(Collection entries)
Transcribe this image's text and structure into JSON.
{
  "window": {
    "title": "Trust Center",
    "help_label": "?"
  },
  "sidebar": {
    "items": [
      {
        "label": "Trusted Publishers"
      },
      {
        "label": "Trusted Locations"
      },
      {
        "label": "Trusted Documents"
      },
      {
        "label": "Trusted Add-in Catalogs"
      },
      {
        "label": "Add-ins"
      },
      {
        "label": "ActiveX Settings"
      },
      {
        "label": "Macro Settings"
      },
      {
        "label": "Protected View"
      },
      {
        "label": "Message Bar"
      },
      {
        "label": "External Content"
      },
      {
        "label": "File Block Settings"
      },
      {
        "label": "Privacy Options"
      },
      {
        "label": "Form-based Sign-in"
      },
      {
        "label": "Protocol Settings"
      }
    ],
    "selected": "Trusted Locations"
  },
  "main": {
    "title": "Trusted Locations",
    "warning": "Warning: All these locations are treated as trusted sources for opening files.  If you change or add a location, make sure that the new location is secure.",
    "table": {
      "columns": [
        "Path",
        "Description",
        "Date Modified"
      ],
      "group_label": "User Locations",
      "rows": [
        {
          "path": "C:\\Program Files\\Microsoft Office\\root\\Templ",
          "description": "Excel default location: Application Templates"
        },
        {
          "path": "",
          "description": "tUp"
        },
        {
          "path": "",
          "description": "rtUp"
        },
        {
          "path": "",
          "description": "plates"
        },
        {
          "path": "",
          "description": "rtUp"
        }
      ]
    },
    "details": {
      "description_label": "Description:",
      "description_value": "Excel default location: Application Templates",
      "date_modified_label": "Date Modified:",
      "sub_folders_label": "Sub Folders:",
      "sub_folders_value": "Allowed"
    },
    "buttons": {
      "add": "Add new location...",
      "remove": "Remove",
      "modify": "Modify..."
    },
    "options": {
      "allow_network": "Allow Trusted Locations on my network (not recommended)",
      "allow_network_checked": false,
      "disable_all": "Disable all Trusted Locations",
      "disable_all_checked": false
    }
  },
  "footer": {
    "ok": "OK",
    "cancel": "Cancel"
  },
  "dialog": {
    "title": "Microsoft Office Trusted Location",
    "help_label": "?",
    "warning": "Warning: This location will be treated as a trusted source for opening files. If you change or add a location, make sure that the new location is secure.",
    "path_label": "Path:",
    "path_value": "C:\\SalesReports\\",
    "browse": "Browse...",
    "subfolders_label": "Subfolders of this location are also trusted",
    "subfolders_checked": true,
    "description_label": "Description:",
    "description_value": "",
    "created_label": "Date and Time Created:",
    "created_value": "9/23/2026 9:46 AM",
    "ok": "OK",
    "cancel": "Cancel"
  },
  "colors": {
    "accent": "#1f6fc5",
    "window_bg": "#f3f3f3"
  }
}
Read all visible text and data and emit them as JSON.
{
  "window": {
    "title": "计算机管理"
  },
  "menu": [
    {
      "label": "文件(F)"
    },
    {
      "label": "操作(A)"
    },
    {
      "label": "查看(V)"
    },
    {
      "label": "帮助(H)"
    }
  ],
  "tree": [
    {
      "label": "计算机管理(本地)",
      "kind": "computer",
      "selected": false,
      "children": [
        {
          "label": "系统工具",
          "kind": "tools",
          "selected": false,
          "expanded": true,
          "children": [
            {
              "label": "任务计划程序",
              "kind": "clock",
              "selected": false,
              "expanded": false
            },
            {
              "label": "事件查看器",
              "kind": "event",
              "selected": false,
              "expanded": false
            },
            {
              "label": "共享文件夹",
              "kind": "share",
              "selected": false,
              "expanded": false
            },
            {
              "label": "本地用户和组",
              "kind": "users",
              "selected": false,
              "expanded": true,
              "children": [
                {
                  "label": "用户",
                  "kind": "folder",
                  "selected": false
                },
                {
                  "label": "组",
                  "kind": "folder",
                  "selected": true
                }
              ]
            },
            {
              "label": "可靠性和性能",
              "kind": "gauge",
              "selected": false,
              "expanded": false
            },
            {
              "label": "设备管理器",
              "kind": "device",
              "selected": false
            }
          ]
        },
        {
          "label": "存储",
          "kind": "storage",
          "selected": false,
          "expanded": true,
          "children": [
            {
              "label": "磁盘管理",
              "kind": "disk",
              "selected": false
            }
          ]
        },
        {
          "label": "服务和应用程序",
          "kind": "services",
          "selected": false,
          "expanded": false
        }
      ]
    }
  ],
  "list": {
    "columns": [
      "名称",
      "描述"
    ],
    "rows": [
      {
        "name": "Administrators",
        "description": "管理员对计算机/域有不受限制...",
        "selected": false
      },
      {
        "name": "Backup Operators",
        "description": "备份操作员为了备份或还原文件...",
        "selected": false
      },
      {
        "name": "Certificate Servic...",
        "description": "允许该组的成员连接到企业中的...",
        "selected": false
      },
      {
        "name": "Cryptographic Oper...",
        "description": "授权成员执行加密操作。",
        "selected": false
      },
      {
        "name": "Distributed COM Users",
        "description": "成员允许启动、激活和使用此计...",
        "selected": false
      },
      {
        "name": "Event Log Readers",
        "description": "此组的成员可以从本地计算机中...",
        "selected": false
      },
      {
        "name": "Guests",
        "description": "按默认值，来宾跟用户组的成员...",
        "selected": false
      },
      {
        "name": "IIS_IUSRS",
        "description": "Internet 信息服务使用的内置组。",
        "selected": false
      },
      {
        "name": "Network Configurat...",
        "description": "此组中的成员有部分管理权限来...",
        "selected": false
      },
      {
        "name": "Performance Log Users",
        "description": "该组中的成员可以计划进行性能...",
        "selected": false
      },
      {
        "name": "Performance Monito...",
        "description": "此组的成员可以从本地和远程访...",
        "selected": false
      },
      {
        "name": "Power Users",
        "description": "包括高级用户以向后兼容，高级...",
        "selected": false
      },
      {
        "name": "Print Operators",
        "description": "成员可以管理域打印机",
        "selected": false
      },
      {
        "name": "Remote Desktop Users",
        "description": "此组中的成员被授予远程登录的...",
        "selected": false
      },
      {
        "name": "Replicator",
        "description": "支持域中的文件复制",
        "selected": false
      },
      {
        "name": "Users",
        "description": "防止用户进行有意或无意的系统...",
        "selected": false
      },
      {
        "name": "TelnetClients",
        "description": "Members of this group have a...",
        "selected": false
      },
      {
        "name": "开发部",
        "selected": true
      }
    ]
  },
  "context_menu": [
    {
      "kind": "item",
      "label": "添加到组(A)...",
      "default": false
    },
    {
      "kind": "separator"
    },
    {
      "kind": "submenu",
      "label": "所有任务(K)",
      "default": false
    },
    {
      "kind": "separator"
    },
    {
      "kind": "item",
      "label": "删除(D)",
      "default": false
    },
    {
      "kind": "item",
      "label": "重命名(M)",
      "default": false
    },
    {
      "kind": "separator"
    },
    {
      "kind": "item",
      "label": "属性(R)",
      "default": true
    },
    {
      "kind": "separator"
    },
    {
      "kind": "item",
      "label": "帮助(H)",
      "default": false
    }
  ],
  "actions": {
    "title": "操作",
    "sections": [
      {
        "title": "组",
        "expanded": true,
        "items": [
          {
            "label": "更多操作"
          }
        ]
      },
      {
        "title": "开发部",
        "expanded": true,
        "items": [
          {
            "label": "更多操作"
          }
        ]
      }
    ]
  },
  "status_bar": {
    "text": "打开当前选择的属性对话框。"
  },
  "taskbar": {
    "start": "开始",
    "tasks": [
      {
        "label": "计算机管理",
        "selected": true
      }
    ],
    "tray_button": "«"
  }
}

• _PROMPT_
Copy each record from above without leaving any out.

• _SOLUTION_
Transcribe this image's text and structure into JSON.
{
  "window": {
    "title": "Trust Center",
    "help_label": "?"
  },
  "sidebar": {
    "items": [
      {
        "label": "Trusted Publishers"
      },
      {
        "label": "Trusted Locations"
      },
      {
        "label": "Trusted Documents"
      },
      {
        "label": "Trusted Add-in Catalogs"
      },
      {
        "label": "Add-ins"
      },
      {
        "label": "ActiveX Settings"
      },
      {
        "label": "Macro Settings"
      },
      {
        "label": "Protected View"
      },
      {
        "label": "Message Bar"
      },
      {
        "label": "External Content"
      },
      {
        "label": "File Block Settings"
      },
      {
        "label": "Privacy Options"
      },
      {
        "label": "Form-based Sign-in"
      },
      {
        "label": "Protocol Settings"
      }
    ],
    "selected": "Trusted Locations"
  },
  "main": {
    "title": "Trusted Locations",
    "warning": "Warning: All these locations are treated as trusted sources for opening files.  If you change or add a location, make sure that the new location is secure.",
    "table": {
      "columns": [
        "Path",
        "Description",
        "Date Modified"
      ],
      "group_label": "User Locations",
      "rows": [
        {
          "path": "C:\\Program Files\\Microsoft Office\\root\\Templ",
          "description": "Excel default location: Application Templates"
        },
        {
          "path": "",
          "description": "tUp"
        },
        {
          "path": "",
          "description": "rtUp"
        },
        {
          "path": "",
          "description": "plates"
        },
        {
          "path": "",
          "description": "rtUp"
        }
      ]
    },
    "details": {
      "description_label": "Description:",
      "description_value": "Excel default location: Application Templates",
      "date_modified_label": "Date Modified:",
      "sub_folders_label": "Sub Folders:",
      "sub_folders_value": "Allowed"
    },
    "buttons": {
      "add": "Add new location...",
      "remove": "Remove",
      "modify": "Modify..."
    },
    "options": {
      "allow_network": "Allow Trusted Locations on my network (not recommended)",
      "allow_network_checked": false,
      "disable_all": "Disable all Trusted Locations",
      "disable_all_checked": false
    }
  },
  "footer": {
    "ok": "OK",
    "cancel": "Cancel"
  },
  "dialog": {
    "title": "Microsoft Office Trusted Location",
    "help_label": "?",
    "warning": "Warning: This location will be treated as a trusted source for opening files. If you change or add a location, make sure that the new location is secure.",
    "path_label": "Path:",
    "path_value": "C:\\SalesReports\\",
    "browse": "Browse...",
    "subfolders_label": "Subfolders of this location are also trusted",
    "subfolders_checked": true,
    "description_label": "Description:",
    "description_value": "",
    "created_label": "Date and Time Created:",
    "created_value": "9/23/2026 9:46 AM",
    "ok": "OK",
    "cancel": "Cancel"
  },
  "colors": {
    "accent": "#1f6fc5",
    "window_bg": "#f3f3f3"
  }
}
Read all visible text and data and emit them as JSON.
{
  "window": {
    "title": "计算机管理"
  },
  "menu": [
    {
      "label": "文件(F)"
    },
    {
      "label": "操作(A)"
    },
    {
      "label": "查看(V)"
    },
    {
      "label": "帮助(H)"
    }
  ],
  "tree": [
    {
      "label": "计算机管理(本地)",
      "kind": "computer",
      "selected": false,
      "children": [
        {
          "label": "系统工具",
          "kind": "tools",
          "selected": false,
          "expanded": true,
          "children": [
            {
              "label": "任务计划程序",
              "kind": "clock",
              "selected": false,
              "expanded": false
            },
            {
              "label": "事件查看器",
              "kind": "event",
              "selected": false,
              "expanded": false
            },
            {
              "label": "共享文件夹",
              "kind": "share",
              "selected": false,
              "expanded": false
            },
            {
              "label": "本地用户和组",
              "kind": "users",
              "selected": false,
              "expanded": true,
              "children": [
                {
                  "label": "用户",
                  "kind": "folder",
                  "selected": false
                },
                {
                  "label": "组",
                  "kind": "folder",
                  "selected": true
                }
              ]
            },
            {
              "label": "可靠性和性能",
              "kind": "gauge",
              "selected": false,
              "expanded": false
            },
            {
              "label": "设备管理器",
              "kind": "device",
              "selected": false
            }
          ]
        },
        {
          "label": "存储",
          "kind": "storage",
          "selected": false,
          "expanded": true,
          "children": [
            {
              "label": "磁盘管理",
              "kind": "disk",
              "selected": false
            }
          ]
        },
        {
          "label": "服务和应用程序",
          "kind": "services",
          "selected": false,
          "expanded": false
        }
      ]
    }
  ],
  "list": {
    "columns": [
      "名称",
      "描述"
    ],
    "rows": [
      {
        "name": "Administrators",
        "description": "管理员对计算机/域有不受限制...",
        "selected": false
      },
      {
        "name": "Backup Operators",
        "description": "备份操作员为了备份或还原文件...",
        "selected": false
      },
      {
        "name": "Certificate Servic...",
        "description": "允许该组的成员连接到企业中的...",
        "selected": false
      },
      {
        "name": "Cryptographic Oper...",
        "description": "授权成员执行加密操作。",
        "selected": false
      },
      {
        "name": "Distributed COM Users",
        "description": "成员允许启动、激活和使用此计...",
        "selected": false
      },
      {
        "name": "Event Log Readers",
        "description": "此组的成员可以从本地计算机中...",
        "selected": false
      },
      {
        "name": "Guests",
        "description": "按默认值，来宾跟用户组的成员...",
        "selected": false
      },
      {
        "name": "IIS_IUSRS",
        "description": "Internet 信息服务使用的内置组。",
        "selected": false
      },
      {
        "name": "Network Configurat...",
        "description": "此组中的成员有部分管理权限来...",
        "selected": false
      },
      {
        "name": "Performance Log Users",
        "description": "该组中的成员可以计划进行性能...",
        "selected": false
      },
      {
        "name": "Performance Monito...",
        "description": "此组的成员可以从本地和远程访...",
        "selected": false
      },
      {
        "name": "Power Users",
        "description": "包括高级用户以向后兼容，高级...",
        "selected": false
      },
      {
        "name": "Print Operators",
        "description": "成员可以管理域打印机",
        "selected": false
      },
      {
        "name": "Remote Desktop Users",
        "description": "此组中的成员被授予远程登录的...",
        "selected": false
      },
      {
        "name": "Replicator",
        "description": "支持域中的文件复制",
        "selected": false
      },
      {
        "name": "Users",
        "description": "防止用户进行有意或无意的系统...",
        "selected": false
      },
      {
        "name": "TelnetClients",
        "description": "Members of this group have a...",
        "selected": false
      },
      {
        "name": "开发部",
        "selected": true
      }
    ]
  },
  "context_menu": [
    {
      "kind": "item",
      "label": "添加到组(A)...",
      "default": false
    },
    {
      "kind": "separator"
    },
    {
      "kind": "submenu",
      "label": "所有任务(K)",
      "default": false
    },
    {
      "kind": "separator"
    },
    {
      "kind": "item",
      "label": "删除(D)",
      "default": false
    },
    {
      "kind": "item",
      "label": "重命名(M)",
      "default": false
    },
    {
      "kind": "separator"
    },
    {
      "kind": "item",
      "label": "属性(R)",
      "default": true
    },
    {
      "kind": "separator"
    },
    {
      "kind": "item",
      "label": "帮助(H)",
      "default": false
    }
  ],
  "actions": {
    "title": "操作",
    "sections": [
      {
        "title": "组",
        "expanded": true,
        "items": [
          {
            "label": "更多操作"
          }
        ]
      },
      {
        "title": "开发部",
        "expanded": true,
        "items": [
          {
            "label": "更多操作"
          }
        ]
      }
    ]
  },
  "status_bar": {
    "text": "打开当前选择的属性对话框。"
  },
  "taskbar": {
    "start": "开始",
    "tasks": [
      {
        "label": "计算机管理",
        "selected": true
      }
    ],
    "tray_button": "«"
  }
}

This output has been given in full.